== Input data ==
=-=-=-=-=
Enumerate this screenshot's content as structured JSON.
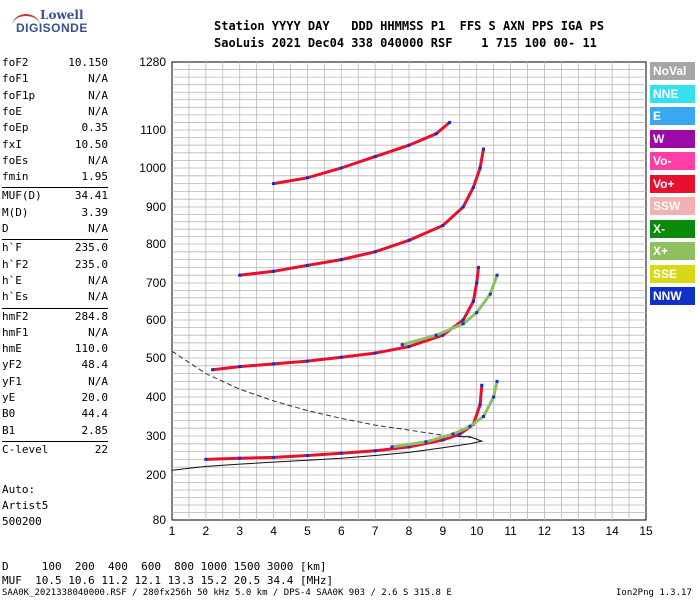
{
  "logo": {
    "line1": "Lowell",
    "line2": "DIGISONDE"
  },
  "header": {
    "row1": "Station YYYY DAY   DDD HHMMSS P1  FFS S AXN PPS IGA PS",
    "row2": "SaoLuis 2021 Dec04 338 040000 RSF    1 715 100 00- 11"
  },
  "params": [
    {
      "k": "foF2",
      "v": "10.150"
    },
    {
      "k": "foF1",
      "v": "N/A"
    },
    {
      "k": "foF1p",
      "v": "N/A"
    },
    {
      "k": "foE",
      "v": "N/A"
    },
    {
      "k": "foEp",
      "v": "0.35"
    },
    {
      "k": "fxI",
      "v": "10.50"
    },
    {
      "k": "foEs",
      "v": "N/A"
    },
    {
      "k": "fmin",
      "v": "1.95"
    },
    {
      "k": "MUF(D)",
      "v": "34.41"
    },
    {
      "k": "M(D)",
      "v": "3.39"
    },
    {
      "k": "D",
      "v": "N/A"
    },
    {
      "k": "h`F",
      "v": "235.0"
    },
    {
      "k": "h`F2",
      "v": "235.0"
    },
    {
      "k": "h`E",
      "v": "N/A"
    },
    {
      "k": "h`Es",
      "v": "N/A"
    },
    {
      "k": "hmF2",
      "v": "284.8"
    },
    {
      "k": "hmF1",
      "v": "N/A"
    },
    {
      "k": "hmE",
      "v": "110.0"
    },
    {
      "k": "yF2",
      "v": "48.4"
    },
    {
      "k": "yF1",
      "v": "N/A"
    },
    {
      "k": "yE",
      "v": "20.0"
    },
    {
      "k": "B0",
      "v": "44.4"
    },
    {
      "k": "B1",
      "v": "2.85"
    },
    {
      "k": "C-level",
      "v": "22"
    }
  ],
  "auto": {
    "line1": "Auto:",
    "line2": "Artist5",
    "line3": "500200"
  },
  "footer": {
    "d_row": "D     100  200  400  600  800 1000 1500 3000 [km]",
    "muf_row": "MUF  10.5 10.6 11.2 12.1 13.3 15.2 20.5 34.4 [MHz]",
    "file_row": "SAA0K_2021338040000.RSF / 280fx256h 50 kHz 5.0 km / DPS-4 SAA0K 903 / 2.6 S 315.8 E",
    "version": "Ion2Png 1.3.17"
  },
  "legend": [
    {
      "label": "NoVal",
      "color": "#a6a6a6"
    },
    {
      "label": "NNE",
      "color": "#35e0f0"
    },
    {
      "label": "E",
      "color": "#3aa8f0"
    },
    {
      "label": "W",
      "color": "#9b0aa6"
    },
    {
      "label": "Vo-",
      "color": "#ff3fa6"
    },
    {
      "label": "Vo+",
      "color": "#e8102e"
    },
    {
      "label": "SSW",
      "color": "#f2b0b0"
    },
    {
      "label": "X-",
      "color": "#0a8a0a"
    },
    {
      "label": "X+",
      "color": "#8fc060"
    },
    {
      "label": "SSE",
      "color": "#d8d818"
    },
    {
      "label": "NNW",
      "color": "#1030c8"
    }
  ],
  "chart_data": {
    "type": "scatter",
    "xlim": [
      1,
      15
    ],
    "ylim": [
      80,
      1280
    ],
    "x_ticks": [
      1,
      2,
      3,
      4,
      5,
      6,
      7,
      8,
      9,
      10,
      11,
      12,
      13,
      14,
      15
    ],
    "y_ticks": [
      80,
      200,
      300,
      400,
      500,
      600,
      700,
      800,
      900,
      1000,
      1100,
      1280
    ],
    "x_scale": "linear",
    "y_scale": "piecewise (compressed above 1100)",
    "grid": true,
    "legend_position": "right",
    "traces": [
      {
        "name": "Vo+",
        "points": [
          [
            2.0,
            240
          ],
          [
            3.0,
            243
          ],
          [
            4.0,
            245
          ],
          [
            5.0,
            250
          ],
          [
            6.0,
            256
          ],
          [
            7.0,
            262
          ],
          [
            8.0,
            272
          ],
          [
            9.0,
            290
          ],
          [
            9.5,
            305
          ],
          [
            9.9,
            330
          ],
          [
            10.1,
            380
          ],
          [
            10.15,
            430
          ]
        ]
      },
      {
        "name": "Vo+",
        "points": [
          [
            2.2,
            470
          ],
          [
            3.0,
            478
          ],
          [
            4.0,
            485
          ],
          [
            5.0,
            492
          ],
          [
            6.0,
            502
          ],
          [
            7.0,
            513
          ],
          [
            8.0,
            530
          ],
          [
            9.0,
            560
          ],
          [
            9.6,
            600
          ],
          [
            9.9,
            650
          ],
          [
            10.0,
            700
          ],
          [
            10.05,
            740
          ]
        ]
      },
      {
        "name": "Vo+",
        "points": [
          [
            3.0,
            720
          ],
          [
            4.0,
            730
          ],
          [
            5.0,
            745
          ],
          [
            6.0,
            760
          ],
          [
            7.0,
            780
          ],
          [
            8.0,
            810
          ],
          [
            9.0,
            850
          ],
          [
            9.6,
            900
          ],
          [
            9.9,
            950
          ],
          [
            10.1,
            1000
          ],
          [
            10.2,
            1050
          ]
        ]
      },
      {
        "name": "Vo+",
        "points": [
          [
            4.0,
            960
          ],
          [
            5.0,
            975
          ],
          [
            6.0,
            1000
          ],
          [
            7.0,
            1030
          ],
          [
            8.0,
            1060
          ],
          [
            8.8,
            1090
          ],
          [
            9.2,
            1120
          ]
        ]
      },
      {
        "name": "X+",
        "points": [
          [
            7.5,
            272
          ],
          [
            8.5,
            285
          ],
          [
            9.3,
            305
          ],
          [
            9.8,
            325
          ],
          [
            10.2,
            350
          ],
          [
            10.5,
            400
          ],
          [
            10.6,
            440
          ]
        ]
      },
      {
        "name": "X+",
        "points": [
          [
            7.8,
            535
          ],
          [
            8.8,
            560
          ],
          [
            9.6,
            590
          ],
          [
            10.0,
            620
          ],
          [
            10.4,
            670
          ],
          [
            10.6,
            720
          ]
        ]
      }
    ],
    "model_curves": [
      {
        "name": "profile-solid",
        "points": [
          [
            1.0,
            212
          ],
          [
            2.0,
            222
          ],
          [
            3.0,
            228
          ],
          [
            4.0,
            233
          ],
          [
            5.0,
            238
          ],
          [
            6.0,
            243
          ],
          [
            7.0,
            250
          ],
          [
            8.0,
            258
          ],
          [
            9.0,
            270
          ],
          [
            9.8,
            280
          ],
          [
            10.15,
            287
          ],
          [
            9.8,
            298
          ],
          [
            9.0,
            300
          ]
        ]
      },
      {
        "name": "profile-dashed",
        "points": [
          [
            1.0,
            518
          ],
          [
            2.0,
            460
          ],
          [
            3.0,
            420
          ],
          [
            4.0,
            390
          ],
          [
            5.0,
            365
          ],
          [
            6.0,
            345
          ],
          [
            7.0,
            328
          ],
          [
            8.0,
            315
          ],
          [
            9.0,
            302
          ],
          [
            10.0,
            295
          ]
        ]
      }
    ]
  }
}
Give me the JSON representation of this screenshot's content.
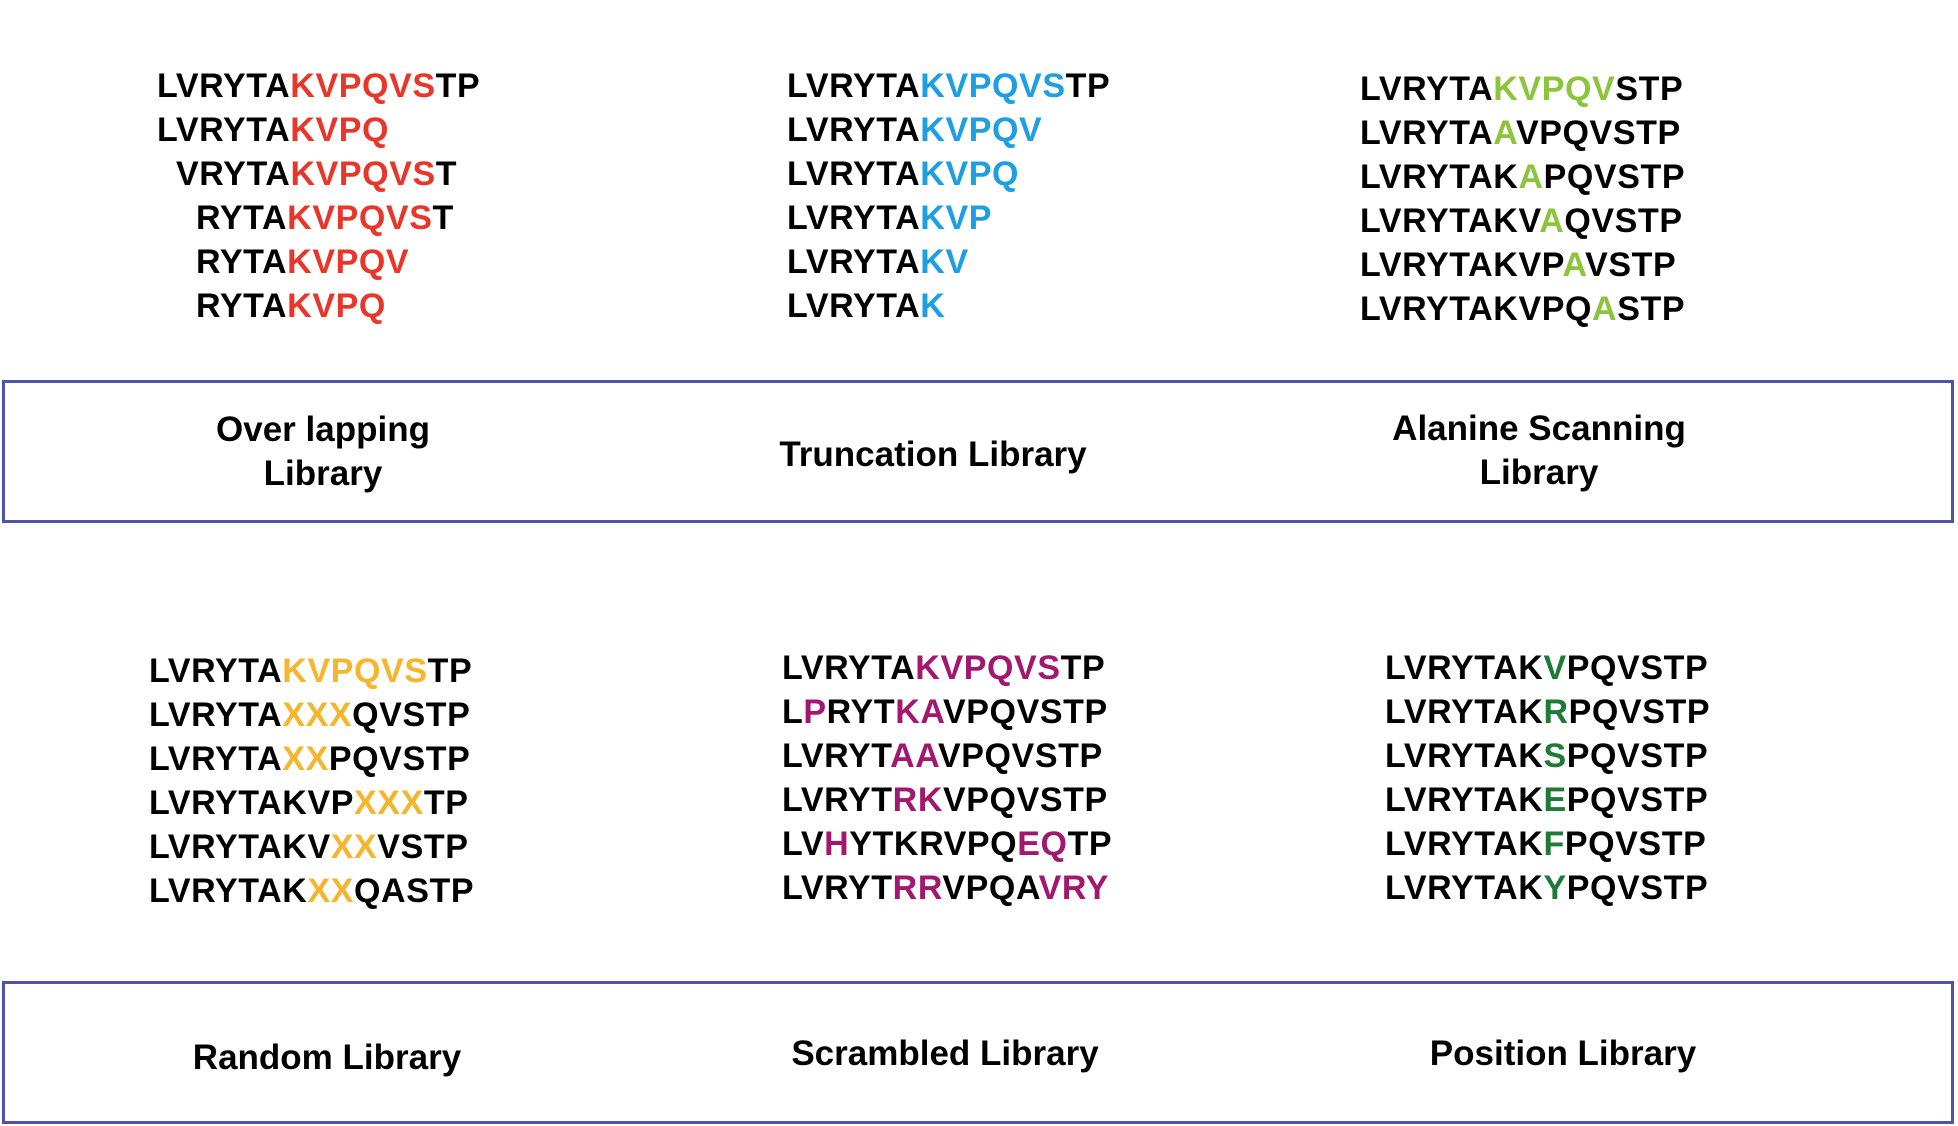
{
  "colors": {
    "overlapping": "#e8372a",
    "truncation": "#1d9fe2",
    "alanine": "#8cc43c",
    "random": "#f5b52e",
    "scrambled": "#a3176f",
    "position": "#1f7a3a",
    "black": "#000000",
    "band_border": "#4f54a8"
  },
  "panels": [
    {
      "id": "overlapping",
      "color_key": "overlapping",
      "label_lines": [
        "Over lapping",
        "Library"
      ],
      "sequences": [
        [
          [
            "LVRYTA",
            0
          ],
          [
            "KVPQVS",
            1
          ],
          [
            "TP",
            0
          ]
        ],
        [
          [
            "LVRYTA",
            0
          ],
          [
            "KVPQ",
            1
          ]
        ],
        [
          [
            "VRYTA",
            0
          ],
          [
            "KVPQVS",
            1
          ],
          [
            "T",
            0
          ]
        ],
        [
          [
            "RYTA",
            0
          ],
          [
            "KVPQVS",
            1
          ],
          [
            "T",
            0
          ]
        ],
        [
          [
            "RYTA",
            0
          ],
          [
            "KVPQV",
            1
          ]
        ],
        [
          [
            "RYTA",
            0
          ],
          [
            "KVPQ",
            1
          ]
        ]
      ]
    },
    {
      "id": "truncation",
      "color_key": "truncation",
      "label_lines": [
        "Truncation Library"
      ],
      "sequences": [
        [
          [
            "LVRYTA",
            0
          ],
          [
            "KVPQVS",
            1
          ],
          [
            "TP",
            0
          ]
        ],
        [
          [
            "LVRYTA",
            0
          ],
          [
            "KVPQV",
            1
          ]
        ],
        [
          [
            "LVRYTA",
            0
          ],
          [
            "KVPQ",
            1
          ]
        ],
        [
          [
            "LVRYTA",
            0
          ],
          [
            "KVP",
            1
          ]
        ],
        [
          [
            "LVRYTA",
            0
          ],
          [
            "KV",
            1
          ]
        ],
        [
          [
            "LVRYTA",
            0
          ],
          [
            "K",
            1
          ]
        ]
      ]
    },
    {
      "id": "alanine",
      "color_key": "alanine",
      "label_lines": [
        "Alanine Scanning",
        "Library"
      ],
      "sequences": [
        [
          [
            "LVRYTA",
            0
          ],
          [
            "KVPQV",
            1
          ],
          [
            "STP",
            0
          ]
        ],
        [
          [
            "LVRYTA",
            0
          ],
          [
            "A",
            1
          ],
          [
            "VPQVSTP",
            0
          ]
        ],
        [
          [
            "LVRYTAK",
            0
          ],
          [
            "A",
            1
          ],
          [
            "PQVSTP",
            0
          ]
        ],
        [
          [
            "LVRYTAKV",
            0
          ],
          [
            "A",
            1
          ],
          [
            "QVSTP",
            0
          ]
        ],
        [
          [
            "LVRYTAKVP",
            0
          ],
          [
            "A",
            1
          ],
          [
            "VSTP",
            0
          ]
        ],
        [
          [
            "LVRYTAKVPQ",
            0
          ],
          [
            "A",
            1
          ],
          [
            "STP",
            0
          ]
        ]
      ]
    },
    {
      "id": "random",
      "color_key": "random",
      "label_lines": [
        "Random Library"
      ],
      "sequences": [
        [
          [
            "LVRYTA",
            0
          ],
          [
            "KVPQVS",
            1
          ],
          [
            "TP",
            0
          ]
        ],
        [
          [
            "LVRYTA",
            0
          ],
          [
            "XXX",
            1
          ],
          [
            "QVSTP",
            0
          ]
        ],
        [
          [
            "LVRYTA",
            0
          ],
          [
            "XX",
            1
          ],
          [
            "PQVSTP",
            0
          ]
        ],
        [
          [
            "LVRYTAKVP",
            0
          ],
          [
            "XXX",
            1
          ],
          [
            "TP",
            0
          ]
        ],
        [
          [
            "LVRYTAKV",
            0
          ],
          [
            "XX",
            1
          ],
          [
            "VSTP",
            0
          ]
        ],
        [
          [
            "LVRYTAK",
            0
          ],
          [
            "XX",
            1
          ],
          [
            "QASTP",
            0
          ]
        ]
      ]
    },
    {
      "id": "scrambled",
      "color_key": "scrambled",
      "label_lines": [
        "Scrambled Library"
      ],
      "sequences": [
        [
          [
            "LVRYTA",
            0
          ],
          [
            "KVPQVS",
            1
          ],
          [
            "TP",
            0
          ]
        ],
        [
          [
            "L",
            0
          ],
          [
            "P",
            1
          ],
          [
            "RYT",
            0
          ],
          [
            "KA",
            1
          ],
          [
            "VPQVSTP",
            0
          ]
        ],
        [
          [
            "LVRYT",
            0
          ],
          [
            "AA",
            1
          ],
          [
            "VPQVSTP",
            0
          ]
        ],
        [
          [
            "LVRYT",
            0
          ],
          [
            "RK",
            1
          ],
          [
            "VPQVSTP",
            0
          ]
        ],
        [
          [
            "LV",
            0
          ],
          [
            "H",
            1
          ],
          [
            "YTKRVPQ",
            0
          ],
          [
            "EQ",
            1
          ],
          [
            "TP",
            0
          ]
        ],
        [
          [
            "LVRYT",
            0
          ],
          [
            "RR",
            1
          ],
          [
            "VPQA",
            0
          ],
          [
            "VRY",
            1
          ]
        ]
      ]
    },
    {
      "id": "position",
      "color_key": "position",
      "label_lines": [
        "Position Library"
      ],
      "sequences": [
        [
          [
            "LVRYTAK",
            0
          ],
          [
            "V",
            1
          ],
          [
            "PQVSTP",
            0
          ]
        ],
        [
          [
            "LVRYTAK",
            0
          ],
          [
            "R",
            1
          ],
          [
            "PQVSTP",
            0
          ]
        ],
        [
          [
            "LVRYTAK",
            0
          ],
          [
            "S",
            1
          ],
          [
            "PQVSTP",
            0
          ]
        ],
        [
          [
            "LVRYTAK",
            0
          ],
          [
            "E",
            1
          ],
          [
            "PQVSTP",
            0
          ]
        ],
        [
          [
            "LVRYTAK",
            0
          ],
          [
            "F",
            1
          ],
          [
            "PQVSTP",
            0
          ]
        ],
        [
          [
            "LVRYTAK",
            0
          ],
          [
            "Y",
            1
          ],
          [
            "PQVSTP",
            0
          ]
        ]
      ]
    }
  ]
}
=-=-=-=-=
== Exercise objective ==
Write out every line of the preceding listing that contains "content".

== Output for this task ==
Enumerate this screenshot's content as structured JSON.
Give me the JSON representation of this screenshot's content.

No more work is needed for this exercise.